--- start of DATA TO PROCESS ---

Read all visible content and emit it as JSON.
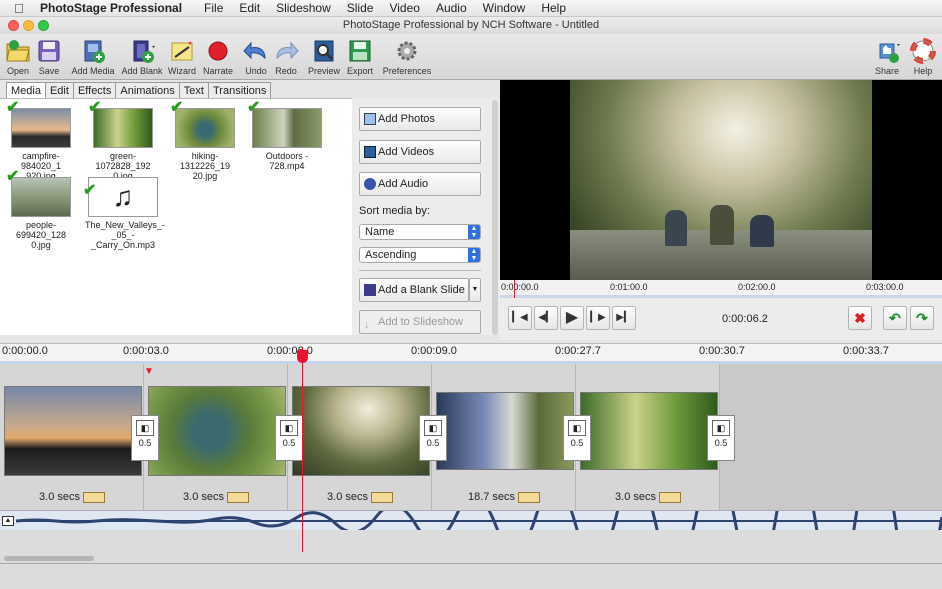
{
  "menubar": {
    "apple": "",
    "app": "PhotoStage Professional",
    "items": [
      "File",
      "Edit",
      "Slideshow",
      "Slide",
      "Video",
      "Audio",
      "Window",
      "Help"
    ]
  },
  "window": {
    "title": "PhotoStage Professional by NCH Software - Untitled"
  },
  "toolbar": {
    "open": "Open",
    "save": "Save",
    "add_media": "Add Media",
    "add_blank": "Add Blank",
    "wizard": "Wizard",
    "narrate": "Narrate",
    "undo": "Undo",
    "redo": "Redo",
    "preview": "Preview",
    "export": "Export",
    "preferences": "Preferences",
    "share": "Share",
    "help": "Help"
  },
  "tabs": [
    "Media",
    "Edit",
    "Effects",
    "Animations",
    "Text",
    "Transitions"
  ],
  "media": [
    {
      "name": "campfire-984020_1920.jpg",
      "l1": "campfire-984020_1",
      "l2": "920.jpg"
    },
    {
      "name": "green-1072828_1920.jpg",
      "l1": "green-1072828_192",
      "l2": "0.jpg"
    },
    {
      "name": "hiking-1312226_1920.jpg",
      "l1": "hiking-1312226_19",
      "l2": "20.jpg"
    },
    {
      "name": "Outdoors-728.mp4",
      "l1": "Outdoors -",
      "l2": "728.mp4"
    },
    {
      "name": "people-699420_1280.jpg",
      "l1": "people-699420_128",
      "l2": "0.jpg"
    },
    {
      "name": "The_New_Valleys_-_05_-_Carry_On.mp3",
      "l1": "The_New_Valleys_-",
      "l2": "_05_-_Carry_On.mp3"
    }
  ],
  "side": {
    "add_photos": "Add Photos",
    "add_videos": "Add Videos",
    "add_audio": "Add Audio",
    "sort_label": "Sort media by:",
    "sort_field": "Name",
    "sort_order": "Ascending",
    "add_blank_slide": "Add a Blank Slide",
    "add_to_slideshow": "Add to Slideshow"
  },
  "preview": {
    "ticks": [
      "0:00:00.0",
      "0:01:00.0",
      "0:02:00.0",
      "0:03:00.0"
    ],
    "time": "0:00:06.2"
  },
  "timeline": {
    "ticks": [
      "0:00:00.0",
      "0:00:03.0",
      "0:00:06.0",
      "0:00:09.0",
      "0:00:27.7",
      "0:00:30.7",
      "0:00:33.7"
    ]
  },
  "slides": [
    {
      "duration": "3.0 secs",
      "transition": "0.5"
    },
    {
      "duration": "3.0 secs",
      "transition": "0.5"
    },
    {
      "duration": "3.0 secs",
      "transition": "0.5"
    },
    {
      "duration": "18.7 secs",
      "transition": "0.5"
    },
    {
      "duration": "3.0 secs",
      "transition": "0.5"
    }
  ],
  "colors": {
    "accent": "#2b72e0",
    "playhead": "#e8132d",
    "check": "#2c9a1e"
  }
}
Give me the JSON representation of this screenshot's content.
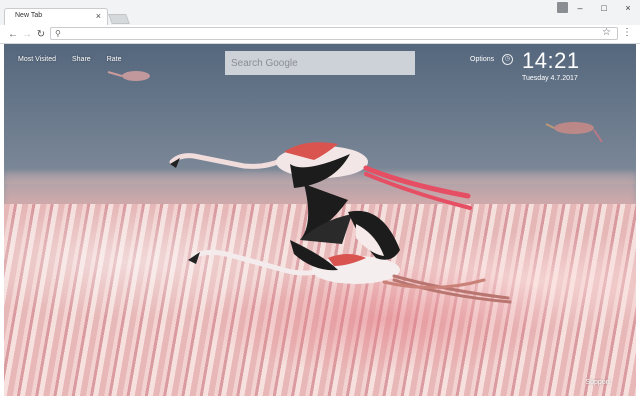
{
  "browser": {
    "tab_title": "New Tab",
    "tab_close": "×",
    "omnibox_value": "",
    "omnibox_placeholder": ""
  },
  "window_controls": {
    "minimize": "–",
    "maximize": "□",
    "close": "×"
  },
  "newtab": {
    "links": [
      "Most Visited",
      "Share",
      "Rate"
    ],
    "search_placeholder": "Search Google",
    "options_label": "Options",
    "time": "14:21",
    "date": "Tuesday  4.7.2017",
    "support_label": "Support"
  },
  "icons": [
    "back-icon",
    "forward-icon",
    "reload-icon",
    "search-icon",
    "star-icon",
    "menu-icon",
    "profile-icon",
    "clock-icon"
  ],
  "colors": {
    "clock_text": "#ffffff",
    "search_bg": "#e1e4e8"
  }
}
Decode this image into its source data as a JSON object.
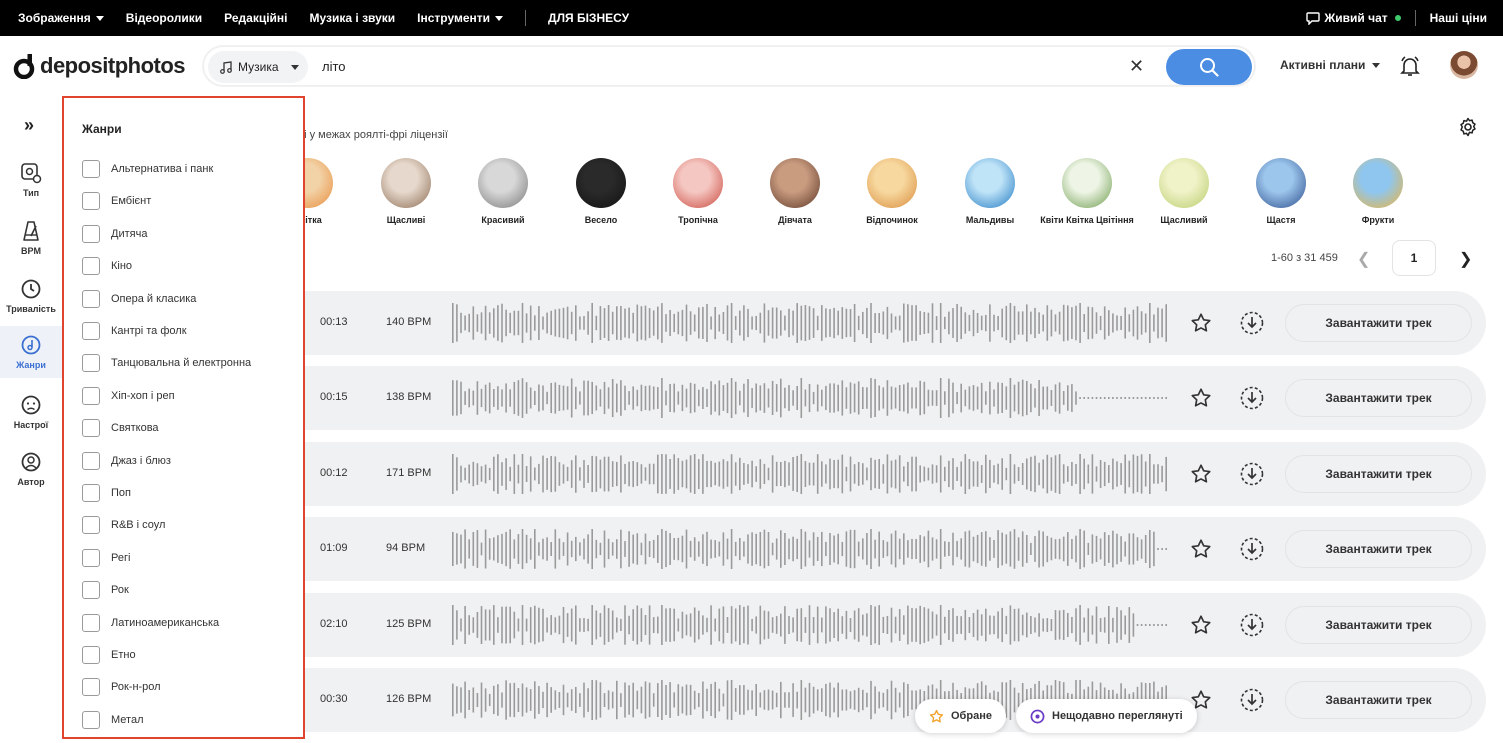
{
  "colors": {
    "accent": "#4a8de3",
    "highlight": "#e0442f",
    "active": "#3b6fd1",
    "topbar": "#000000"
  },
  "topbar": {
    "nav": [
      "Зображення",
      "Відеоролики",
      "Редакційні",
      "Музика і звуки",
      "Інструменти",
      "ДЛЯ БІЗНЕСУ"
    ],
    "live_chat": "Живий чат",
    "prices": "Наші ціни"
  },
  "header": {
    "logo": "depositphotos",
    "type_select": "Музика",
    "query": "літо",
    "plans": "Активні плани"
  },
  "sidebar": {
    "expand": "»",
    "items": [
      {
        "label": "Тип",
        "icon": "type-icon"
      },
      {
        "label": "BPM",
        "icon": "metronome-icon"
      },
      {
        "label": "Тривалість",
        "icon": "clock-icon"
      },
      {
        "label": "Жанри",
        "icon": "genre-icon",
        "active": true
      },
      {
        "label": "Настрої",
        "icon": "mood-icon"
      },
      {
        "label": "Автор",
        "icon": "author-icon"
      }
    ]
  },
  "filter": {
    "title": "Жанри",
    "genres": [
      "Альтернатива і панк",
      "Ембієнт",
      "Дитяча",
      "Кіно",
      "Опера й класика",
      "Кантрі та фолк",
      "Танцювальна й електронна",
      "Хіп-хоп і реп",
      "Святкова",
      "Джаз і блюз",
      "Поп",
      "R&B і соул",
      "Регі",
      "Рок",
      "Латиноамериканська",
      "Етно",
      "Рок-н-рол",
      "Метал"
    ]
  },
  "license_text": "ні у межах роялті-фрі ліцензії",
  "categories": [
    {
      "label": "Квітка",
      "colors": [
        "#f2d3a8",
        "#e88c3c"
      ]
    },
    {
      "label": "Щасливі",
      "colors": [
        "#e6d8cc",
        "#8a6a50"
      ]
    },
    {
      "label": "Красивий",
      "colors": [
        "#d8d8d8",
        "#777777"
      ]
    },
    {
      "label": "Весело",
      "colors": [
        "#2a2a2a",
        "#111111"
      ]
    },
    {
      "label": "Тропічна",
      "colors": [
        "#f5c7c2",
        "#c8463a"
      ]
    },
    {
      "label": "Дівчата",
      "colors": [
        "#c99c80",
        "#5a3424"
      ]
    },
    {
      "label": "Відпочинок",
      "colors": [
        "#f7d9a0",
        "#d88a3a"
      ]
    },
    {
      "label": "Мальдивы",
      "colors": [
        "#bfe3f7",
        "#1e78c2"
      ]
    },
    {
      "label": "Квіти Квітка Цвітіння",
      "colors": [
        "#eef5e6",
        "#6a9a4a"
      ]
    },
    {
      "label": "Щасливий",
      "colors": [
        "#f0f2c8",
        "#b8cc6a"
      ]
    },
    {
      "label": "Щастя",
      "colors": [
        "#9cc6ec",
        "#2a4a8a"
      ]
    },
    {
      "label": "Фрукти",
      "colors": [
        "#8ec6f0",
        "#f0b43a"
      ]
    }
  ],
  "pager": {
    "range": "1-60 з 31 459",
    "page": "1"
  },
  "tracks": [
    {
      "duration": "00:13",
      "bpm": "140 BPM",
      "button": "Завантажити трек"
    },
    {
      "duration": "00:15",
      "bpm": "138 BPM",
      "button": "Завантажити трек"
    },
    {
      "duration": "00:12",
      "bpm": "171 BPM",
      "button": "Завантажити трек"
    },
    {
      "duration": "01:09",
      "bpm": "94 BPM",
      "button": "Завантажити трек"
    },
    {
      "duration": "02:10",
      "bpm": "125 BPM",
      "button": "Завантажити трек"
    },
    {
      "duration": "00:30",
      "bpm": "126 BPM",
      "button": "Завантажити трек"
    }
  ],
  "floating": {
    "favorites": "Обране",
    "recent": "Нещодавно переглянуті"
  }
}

--- end of DATA TO PROCESS ---

## REQUIREMENT:
The records above are to be reproduced exactly; the pictures are to be left out.

## PROBLEM SOLUTION:
Read all visible content and emit it as JSON.
{
  "menubar": {
    "apple": "",
    "app": "PhotoStage Professional",
    "items": [
      "File",
      "Edit",
      "Slideshow",
      "Slide",
      "Video",
      "Audio",
      "Window",
      "Help"
    ]
  },
  "window": {
    "title": "PhotoStage Professional by NCH Software - Untitled"
  },
  "toolbar": {
    "open": "Open",
    "save": "Save",
    "add_media": "Add Media",
    "add_blank": "Add Blank",
    "wizard": "Wizard",
    "narrate": "Narrate",
    "undo": "Undo",
    "redo": "Redo",
    "preview": "Preview",
    "export": "Export",
    "preferences": "Preferences",
    "share": "Share",
    "help": "Help"
  },
  "tabs": [
    "Media",
    "Edit",
    "Effects",
    "Animations",
    "Text",
    "Transitions"
  ],
  "media": [
    {
      "name": "campfire-984020_1920.jpg",
      "l1": "campfire-984020_1",
      "l2": "920.jpg"
    },
    {
      "name": "green-1072828_1920.jpg",
      "l1": "green-1072828_192",
      "l2": "0.jpg"
    },
    {
      "name": "hiking-1312226_1920.jpg",
      "l1": "hiking-1312226_19",
      "l2": "20.jpg"
    },
    {
      "name": "Outdoors-728.mp4",
      "l1": "Outdoors -",
      "l2": "728.mp4"
    },
    {
      "name": "people-699420_1280.jpg",
      "l1": "people-699420_128",
      "l2": "0.jpg"
    },
    {
      "name": "The_New_Valleys_-_05_-_Carry_On.mp3",
      "l1": "The_New_Valleys_-",
      "l2": "_05_-_Carry_On.mp3"
    }
  ],
  "side": {
    "add_photos": "Add Photos",
    "add_videos": "Add Videos",
    "add_audio": "Add Audio",
    "sort_label": "Sort media by:",
    "sort_field": "Name",
    "sort_order": "Ascending",
    "add_blank_slide": "Add a Blank Slide",
    "add_to_slideshow": "Add to Slideshow"
  },
  "preview": {
    "ticks": [
      "0:00:00.0",
      "0:01:00.0",
      "0:02:00.0",
      "0:03:00.0"
    ],
    "time": "0:00:06.2"
  },
  "timeline": {
    "ticks": [
      "0:00:00.0",
      "0:00:03.0",
      "0:00:06.0",
      "0:00:09.0",
      "0:00:27.7",
      "0:00:30.7",
      "0:00:33.7"
    ]
  },
  "slides": [
    {
      "duration": "3.0 secs",
      "transition": "0.5"
    },
    {
      "duration": "3.0 secs",
      "transition": "0.5"
    },
    {
      "duration": "3.0 secs",
      "transition": "0.5"
    },
    {
      "duration": "18.7 secs",
      "transition": "0.5"
    },
    {
      "duration": "3.0 secs",
      "transition": "0.5"
    }
  ],
  "colors": {
    "accent": "#2b72e0",
    "playhead": "#e8132d",
    "check": "#2c9a1e"
  }
}
Give me the JSON representation of this screenshot's content.
{
  "browser": {
    "tab_title": "New Tab",
    "tab_close": "×",
    "omnibox_value": "",
    "omnibox_placeholder": ""
  },
  "window_controls": {
    "minimize": "–",
    "maximize": "□",
    "close": "×"
  },
  "newtab": {
    "links": [
      "Most Visited",
      "Share",
      "Rate"
    ],
    "search_placeholder": "Search Google",
    "options_label": "Options",
    "time": "14:21",
    "date": "Tuesday  4.7.2017",
    "support_label": "Support"
  },
  "icons": [
    "back-icon",
    "forward-icon",
    "reload-icon",
    "search-icon",
    "star-icon",
    "menu-icon",
    "profile-icon",
    "clock-icon"
  ],
  "colors": {
    "clock_text": "#ffffff",
    "search_bg": "#e1e4e8"
  }
}
Decode this image into its source data as a JSON object.
{
  "colors": {
    "accent": "#4a8de3",
    "highlight": "#e0442f",
    "active": "#3b6fd1",
    "topbar": "#000000"
  },
  "topbar": {
    "nav": [
      "Зображення",
      "Відеоролики",
      "Редакційні",
      "Музика і звуки",
      "Інструменти",
      "ДЛЯ БІЗНЕСУ"
    ],
    "live_chat": "Живий чат",
    "prices": "Наші ціни"
  },
  "header": {
    "logo": "depositphotos",
    "type_select": "Музика",
    "query": "літо",
    "plans": "Активні плани"
  },
  "sidebar": {
    "expand": "»",
    "items": [
      {
        "label": "Тип",
        "icon": "type-icon"
      },
      {
        "label": "BPM",
        "icon": "metronome-icon"
      },
      {
        "label": "Тривалість",
        "icon": "clock-icon"
      },
      {
        "label": "Жанри",
        "icon": "genre-icon",
        "active": true
      },
      {
        "label": "Настрої",
        "icon": "mood-icon"
      },
      {
        "label": "Автор",
        "icon": "author-icon"
      }
    ]
  },
  "filter": {
    "title": "Жанри",
    "genres": [
      "Альтернатива і панк",
      "Ембієнт",
      "Дитяча",
      "Кіно",
      "Опера й класика",
      "Кантрі та фолк",
      "Танцювальна й електронна",
      "Хіп-хоп і реп",
      "Святкова",
      "Джаз і блюз",
      "Поп",
      "R&B і соул",
      "Регі",
      "Рок",
      "Латиноамериканська",
      "Етно",
      "Рок-н-рол",
      "Метал"
    ]
  },
  "license_text": "ні у межах роялті-фрі ліцензії",
  "categories": [
    {
      "label": "Квітка",
      "colors": [
        "#f2d3a8",
        "#e88c3c"
      ]
    },
    {
      "label": "Щасливі",
      "colors": [
        "#e6d8cc",
        "#8a6a50"
      ]
    },
    {
      "label": "Красивий",
      "colors": [
        "#d8d8d8",
        "#777777"
      ]
    },
    {
      "label": "Весело",
      "colors": [
        "#2a2a2a",
        "#111111"
      ]
    },
    {
      "label": "Тропічна",
      "colors": [
        "#f5c7c2",
        "#c8463a"
      ]
    },
    {
      "label": "Дівчата",
      "colors": [
        "#c99c80",
        "#5a3424"
      ]
    },
    {
      "label": "Відпочинок",
      "colors": [
        "#f7d9a0",
        "#d88a3a"
      ]
    },
    {
      "label": "Мальдивы",
      "colors": [
        "#bfe3f7",
        "#1e78c2"
      ]
    },
    {
      "label": "Квіти Квітка Цвітіння",
      "colors": [
        "#eef5e6",
        "#6a9a4a"
      ]
    },
    {
      "label": "Щасливий",
      "colors": [
        "#f0f2c8",
        "#b8cc6a"
      ]
    },
    {
      "label": "Щастя",
      "colors": [
        "#9cc6ec",
        "#2a4a8a"
      ]
    },
    {
      "label": "Фрукти",
      "colors": [
        "#8ec6f0",
        "#f0b43a"
      ]
    }
  ],
  "pager": {
    "range": "1-60 з 31 459",
    "page": "1"
  },
  "tracks": [
    {
      "duration": "00:13",
      "bpm": "140 BPM",
      "button": "Завантажити трек"
    },
    {
      "duration": "00:15",
      "bpm": "138 BPM",
      "button": "Завантажити трек"
    },
    {
      "duration": "00:12",
      "bpm": "171 BPM",
      "button": "Завантажити трек"
    },
    {
      "duration": "01:09",
      "bpm": "94 BPM",
      "button": "Завантажити трек"
    },
    {
      "duration": "02:10",
      "bpm": "125 BPM",
      "button": "Завантажити трек"
    },
    {
      "duration": "00:30",
      "bpm": "126 BPM",
      "button": "Завантажити трек"
    }
  ],
  "floating": {
    "favorites": "Обране",
    "recent": "Нещодавно переглянуті"
  }
}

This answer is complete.